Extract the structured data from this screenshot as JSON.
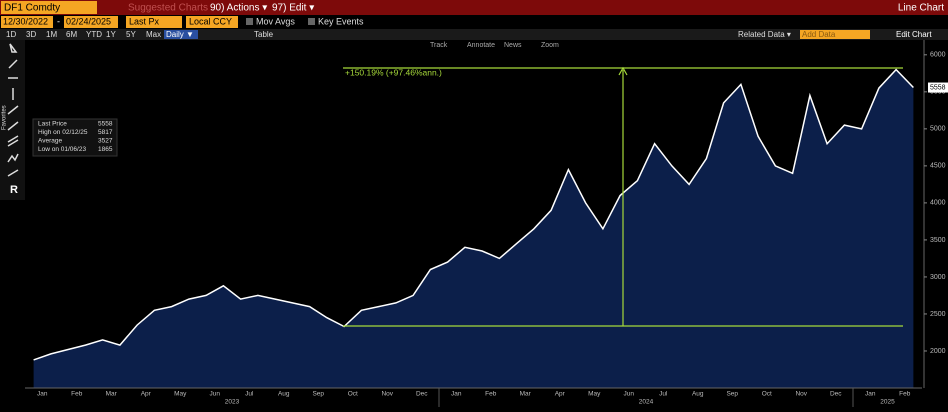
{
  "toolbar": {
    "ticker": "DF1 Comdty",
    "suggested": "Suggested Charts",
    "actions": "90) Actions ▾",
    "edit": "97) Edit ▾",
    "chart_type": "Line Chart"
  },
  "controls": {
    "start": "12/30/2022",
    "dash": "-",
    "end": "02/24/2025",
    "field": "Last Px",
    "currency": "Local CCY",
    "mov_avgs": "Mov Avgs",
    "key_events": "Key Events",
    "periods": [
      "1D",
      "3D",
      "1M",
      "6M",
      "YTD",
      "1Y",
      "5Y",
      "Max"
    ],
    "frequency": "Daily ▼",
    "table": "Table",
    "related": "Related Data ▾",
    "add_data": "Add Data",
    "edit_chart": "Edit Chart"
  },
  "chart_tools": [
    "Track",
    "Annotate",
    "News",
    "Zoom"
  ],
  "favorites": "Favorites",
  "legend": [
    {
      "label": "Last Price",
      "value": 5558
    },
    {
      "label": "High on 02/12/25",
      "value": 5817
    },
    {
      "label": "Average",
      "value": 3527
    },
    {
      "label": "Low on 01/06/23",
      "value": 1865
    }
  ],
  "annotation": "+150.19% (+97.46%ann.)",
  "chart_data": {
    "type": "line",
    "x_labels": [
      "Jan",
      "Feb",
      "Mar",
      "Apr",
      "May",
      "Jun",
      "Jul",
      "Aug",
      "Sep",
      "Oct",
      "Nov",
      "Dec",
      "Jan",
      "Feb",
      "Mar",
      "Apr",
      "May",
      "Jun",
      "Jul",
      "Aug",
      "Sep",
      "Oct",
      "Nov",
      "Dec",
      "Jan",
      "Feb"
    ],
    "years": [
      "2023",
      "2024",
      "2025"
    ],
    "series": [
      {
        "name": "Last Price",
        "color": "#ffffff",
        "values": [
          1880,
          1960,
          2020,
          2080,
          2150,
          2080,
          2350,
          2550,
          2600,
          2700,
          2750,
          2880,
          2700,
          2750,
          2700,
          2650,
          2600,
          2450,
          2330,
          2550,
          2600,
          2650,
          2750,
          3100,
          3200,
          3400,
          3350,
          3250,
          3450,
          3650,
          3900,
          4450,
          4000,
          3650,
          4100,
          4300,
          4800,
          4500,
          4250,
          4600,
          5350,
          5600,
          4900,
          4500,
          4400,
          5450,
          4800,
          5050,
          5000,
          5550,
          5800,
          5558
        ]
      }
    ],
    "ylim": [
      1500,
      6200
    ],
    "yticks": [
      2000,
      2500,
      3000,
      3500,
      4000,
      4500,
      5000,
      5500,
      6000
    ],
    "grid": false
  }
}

|---|

▸ Requirement
The listing above must be printed again exactly, minus its pictures.

▸ Written solution
Extract the structured data from this screenshot as JSON.
{
  "toolbar": {
    "ticker": "DF1 Comdty",
    "suggested": "Suggested Charts",
    "actions": "90) Actions ▾",
    "edit": "97) Edit ▾",
    "chart_type": "Line Chart"
  },
  "controls": {
    "start": "12/30/2022",
    "dash": "-",
    "end": "02/24/2025",
    "field": "Last Px",
    "currency": "Local CCY",
    "mov_avgs": "Mov Avgs",
    "key_events": "Key Events",
    "periods": [
      "1D",
      "3D",
      "1M",
      "6M",
      "YTD",
      "1Y",
      "5Y",
      "Max"
    ],
    "frequency": "Daily ▼",
    "table": "Table",
    "related": "Related Data ▾",
    "add_data": "Add Data",
    "edit_chart": "Edit Chart"
  },
  "chart_tools": [
    "Track",
    "Annotate",
    "News",
    "Zoom"
  ],
  "favorites": "Favorites",
  "legend": [
    {
      "label": "Last Price",
      "value": 5558
    },
    {
      "label": "High on 02/12/25",
      "value": 5817
    },
    {
      "label": "Average",
      "value": 3527
    },
    {
      "label": "Low on 01/06/23",
      "value": 1865
    }
  ],
  "annotation": "+150.19% (+97.46%ann.)",
  "chart_data": {
    "type": "line",
    "x_labels": [
      "Jan",
      "Feb",
      "Mar",
      "Apr",
      "May",
      "Jun",
      "Jul",
      "Aug",
      "Sep",
      "Oct",
      "Nov",
      "Dec",
      "Jan",
      "Feb",
      "Mar",
      "Apr",
      "May",
      "Jun",
      "Jul",
      "Aug",
      "Sep",
      "Oct",
      "Nov",
      "Dec",
      "Jan",
      "Feb"
    ],
    "years": [
      "2023",
      "2024",
      "2025"
    ],
    "series": [
      {
        "name": "Last Price",
        "color": "#ffffff",
        "values": [
          1880,
          1960,
          2020,
          2080,
          2150,
          2080,
          2350,
          2550,
          2600,
          2700,
          2750,
          2880,
          2700,
          2750,
          2700,
          2650,
          2600,
          2450,
          2330,
          2550,
          2600,
          2650,
          2750,
          3100,
          3200,
          3400,
          3350,
          3250,
          3450,
          3650,
          3900,
          4450,
          4000,
          3650,
          4100,
          4300,
          4800,
          4500,
          4250,
          4600,
          5350,
          5600,
          4900,
          4500,
          4400,
          5450,
          4800,
          5050,
          5000,
          5550,
          5800,
          5558
        ]
      }
    ],
    "ylim": [
      1500,
      6200
    ],
    "yticks": [
      2000,
      2500,
      3000,
      3500,
      4000,
      4500,
      5000,
      5500,
      6000
    ],
    "grid": false
  }
}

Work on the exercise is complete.